++++ Data shown ++++
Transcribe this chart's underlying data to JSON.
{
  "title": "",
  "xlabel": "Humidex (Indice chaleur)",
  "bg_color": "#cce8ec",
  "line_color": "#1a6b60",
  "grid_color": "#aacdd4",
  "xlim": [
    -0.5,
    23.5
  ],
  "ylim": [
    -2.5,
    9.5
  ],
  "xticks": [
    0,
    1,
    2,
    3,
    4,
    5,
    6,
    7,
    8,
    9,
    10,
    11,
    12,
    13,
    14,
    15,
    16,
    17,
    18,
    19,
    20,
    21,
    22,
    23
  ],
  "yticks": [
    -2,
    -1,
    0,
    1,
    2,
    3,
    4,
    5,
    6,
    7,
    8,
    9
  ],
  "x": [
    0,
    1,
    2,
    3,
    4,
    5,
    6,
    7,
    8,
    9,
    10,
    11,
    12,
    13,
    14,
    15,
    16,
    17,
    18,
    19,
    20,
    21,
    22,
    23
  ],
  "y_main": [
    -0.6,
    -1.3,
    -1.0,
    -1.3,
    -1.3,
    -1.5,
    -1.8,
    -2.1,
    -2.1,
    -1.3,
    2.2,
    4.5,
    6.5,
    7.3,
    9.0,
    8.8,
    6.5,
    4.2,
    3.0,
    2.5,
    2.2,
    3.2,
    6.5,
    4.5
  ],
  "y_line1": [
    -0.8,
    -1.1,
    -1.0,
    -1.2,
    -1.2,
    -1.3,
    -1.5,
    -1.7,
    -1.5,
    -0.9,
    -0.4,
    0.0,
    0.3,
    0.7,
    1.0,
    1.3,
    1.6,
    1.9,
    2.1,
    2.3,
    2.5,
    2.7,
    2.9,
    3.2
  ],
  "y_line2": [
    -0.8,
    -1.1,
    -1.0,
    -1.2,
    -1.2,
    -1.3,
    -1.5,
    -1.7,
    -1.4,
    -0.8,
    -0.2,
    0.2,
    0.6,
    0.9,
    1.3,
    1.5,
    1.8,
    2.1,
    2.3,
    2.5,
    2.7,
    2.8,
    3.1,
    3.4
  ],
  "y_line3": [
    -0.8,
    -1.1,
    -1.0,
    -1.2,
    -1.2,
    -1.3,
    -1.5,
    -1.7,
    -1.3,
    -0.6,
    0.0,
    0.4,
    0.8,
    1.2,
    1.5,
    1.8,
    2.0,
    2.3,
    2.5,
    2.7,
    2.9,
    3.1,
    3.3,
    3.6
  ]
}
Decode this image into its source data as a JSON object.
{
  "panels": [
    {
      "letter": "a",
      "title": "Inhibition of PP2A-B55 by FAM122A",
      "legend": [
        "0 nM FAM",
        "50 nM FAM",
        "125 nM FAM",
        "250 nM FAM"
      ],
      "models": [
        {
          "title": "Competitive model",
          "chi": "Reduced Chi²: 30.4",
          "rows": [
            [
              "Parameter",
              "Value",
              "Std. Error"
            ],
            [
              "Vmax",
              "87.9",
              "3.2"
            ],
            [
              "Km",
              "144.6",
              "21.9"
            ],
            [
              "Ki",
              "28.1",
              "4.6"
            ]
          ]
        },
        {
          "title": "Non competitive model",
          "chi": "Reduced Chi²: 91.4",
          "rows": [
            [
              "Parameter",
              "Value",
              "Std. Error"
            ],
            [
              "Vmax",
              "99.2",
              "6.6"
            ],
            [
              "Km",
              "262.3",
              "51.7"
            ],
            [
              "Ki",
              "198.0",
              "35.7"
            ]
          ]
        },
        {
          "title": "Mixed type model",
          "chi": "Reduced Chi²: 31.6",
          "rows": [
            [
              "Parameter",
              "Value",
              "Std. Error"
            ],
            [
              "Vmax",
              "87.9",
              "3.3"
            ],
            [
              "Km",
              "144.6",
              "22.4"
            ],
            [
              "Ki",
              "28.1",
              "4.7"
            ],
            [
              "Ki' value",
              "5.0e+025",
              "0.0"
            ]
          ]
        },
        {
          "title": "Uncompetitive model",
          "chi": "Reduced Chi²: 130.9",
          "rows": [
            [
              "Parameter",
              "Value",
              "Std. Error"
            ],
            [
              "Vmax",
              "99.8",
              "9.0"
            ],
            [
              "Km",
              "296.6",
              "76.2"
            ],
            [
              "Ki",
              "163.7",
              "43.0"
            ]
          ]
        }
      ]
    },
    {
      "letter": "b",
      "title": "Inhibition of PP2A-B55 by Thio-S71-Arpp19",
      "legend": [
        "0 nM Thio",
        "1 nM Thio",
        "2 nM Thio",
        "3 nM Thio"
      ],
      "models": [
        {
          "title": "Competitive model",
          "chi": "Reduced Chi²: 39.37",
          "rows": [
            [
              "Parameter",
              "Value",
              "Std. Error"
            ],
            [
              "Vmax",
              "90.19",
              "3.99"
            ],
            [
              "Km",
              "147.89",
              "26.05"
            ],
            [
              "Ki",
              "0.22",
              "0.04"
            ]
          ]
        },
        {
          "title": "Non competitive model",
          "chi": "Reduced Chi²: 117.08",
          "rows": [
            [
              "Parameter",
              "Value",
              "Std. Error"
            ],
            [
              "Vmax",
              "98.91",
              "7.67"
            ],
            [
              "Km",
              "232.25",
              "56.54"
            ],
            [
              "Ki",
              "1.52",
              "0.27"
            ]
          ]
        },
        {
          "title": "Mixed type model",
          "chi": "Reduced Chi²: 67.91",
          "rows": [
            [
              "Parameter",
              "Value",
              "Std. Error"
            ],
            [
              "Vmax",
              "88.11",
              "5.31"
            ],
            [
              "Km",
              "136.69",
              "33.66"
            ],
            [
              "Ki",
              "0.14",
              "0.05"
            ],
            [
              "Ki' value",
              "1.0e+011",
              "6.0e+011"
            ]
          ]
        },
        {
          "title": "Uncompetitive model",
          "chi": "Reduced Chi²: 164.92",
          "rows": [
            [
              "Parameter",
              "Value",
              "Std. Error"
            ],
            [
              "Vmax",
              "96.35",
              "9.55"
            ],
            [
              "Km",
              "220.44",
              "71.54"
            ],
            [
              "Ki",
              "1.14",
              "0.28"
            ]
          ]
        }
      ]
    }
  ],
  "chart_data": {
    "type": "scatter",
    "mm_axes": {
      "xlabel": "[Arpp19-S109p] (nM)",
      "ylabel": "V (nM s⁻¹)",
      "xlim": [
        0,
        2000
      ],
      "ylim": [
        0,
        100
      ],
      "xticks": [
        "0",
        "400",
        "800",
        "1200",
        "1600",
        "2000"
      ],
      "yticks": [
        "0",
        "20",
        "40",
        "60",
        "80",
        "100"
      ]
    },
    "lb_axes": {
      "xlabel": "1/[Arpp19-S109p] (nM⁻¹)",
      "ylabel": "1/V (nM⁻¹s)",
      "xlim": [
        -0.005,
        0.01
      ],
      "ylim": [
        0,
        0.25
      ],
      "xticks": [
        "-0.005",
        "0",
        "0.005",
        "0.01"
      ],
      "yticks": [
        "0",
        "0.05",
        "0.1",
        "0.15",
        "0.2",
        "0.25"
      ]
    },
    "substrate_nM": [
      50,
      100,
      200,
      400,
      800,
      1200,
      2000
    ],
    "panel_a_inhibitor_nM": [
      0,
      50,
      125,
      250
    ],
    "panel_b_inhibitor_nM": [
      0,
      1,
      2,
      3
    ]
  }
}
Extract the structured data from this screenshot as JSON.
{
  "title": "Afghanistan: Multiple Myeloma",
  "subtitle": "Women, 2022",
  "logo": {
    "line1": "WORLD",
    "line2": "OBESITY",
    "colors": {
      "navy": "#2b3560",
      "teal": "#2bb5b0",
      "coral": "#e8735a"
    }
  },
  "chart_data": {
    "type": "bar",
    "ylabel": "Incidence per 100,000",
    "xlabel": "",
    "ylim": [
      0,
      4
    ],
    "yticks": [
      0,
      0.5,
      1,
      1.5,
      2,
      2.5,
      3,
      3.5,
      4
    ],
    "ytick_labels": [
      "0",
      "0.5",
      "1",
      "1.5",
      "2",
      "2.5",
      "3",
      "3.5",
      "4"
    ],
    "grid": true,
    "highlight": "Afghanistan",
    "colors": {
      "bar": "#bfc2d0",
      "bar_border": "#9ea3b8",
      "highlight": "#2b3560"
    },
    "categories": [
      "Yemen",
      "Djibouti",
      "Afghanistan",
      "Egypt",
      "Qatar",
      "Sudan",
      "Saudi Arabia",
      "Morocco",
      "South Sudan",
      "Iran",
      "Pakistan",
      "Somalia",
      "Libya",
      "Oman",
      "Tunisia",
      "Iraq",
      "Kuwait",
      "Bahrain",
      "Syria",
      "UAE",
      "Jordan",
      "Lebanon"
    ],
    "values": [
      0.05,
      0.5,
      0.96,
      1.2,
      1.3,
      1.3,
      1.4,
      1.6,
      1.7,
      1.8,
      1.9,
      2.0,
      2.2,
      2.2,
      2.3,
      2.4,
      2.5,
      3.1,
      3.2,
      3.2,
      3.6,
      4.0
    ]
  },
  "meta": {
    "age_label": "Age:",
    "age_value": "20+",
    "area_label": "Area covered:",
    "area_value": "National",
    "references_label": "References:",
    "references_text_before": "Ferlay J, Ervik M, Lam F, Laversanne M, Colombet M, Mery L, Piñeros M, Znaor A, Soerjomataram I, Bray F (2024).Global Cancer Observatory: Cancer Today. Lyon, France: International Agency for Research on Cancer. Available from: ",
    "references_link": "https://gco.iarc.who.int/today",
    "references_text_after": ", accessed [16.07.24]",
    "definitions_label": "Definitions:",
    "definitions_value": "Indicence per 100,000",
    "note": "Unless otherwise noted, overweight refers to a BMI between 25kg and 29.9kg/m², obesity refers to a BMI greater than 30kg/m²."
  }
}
++++
Pick out each line in the material containing "type".

## Task result
          "title": "Mixed type model",
          "title": "Mixed type model",
    "type": "scatter",
    "type": "bar",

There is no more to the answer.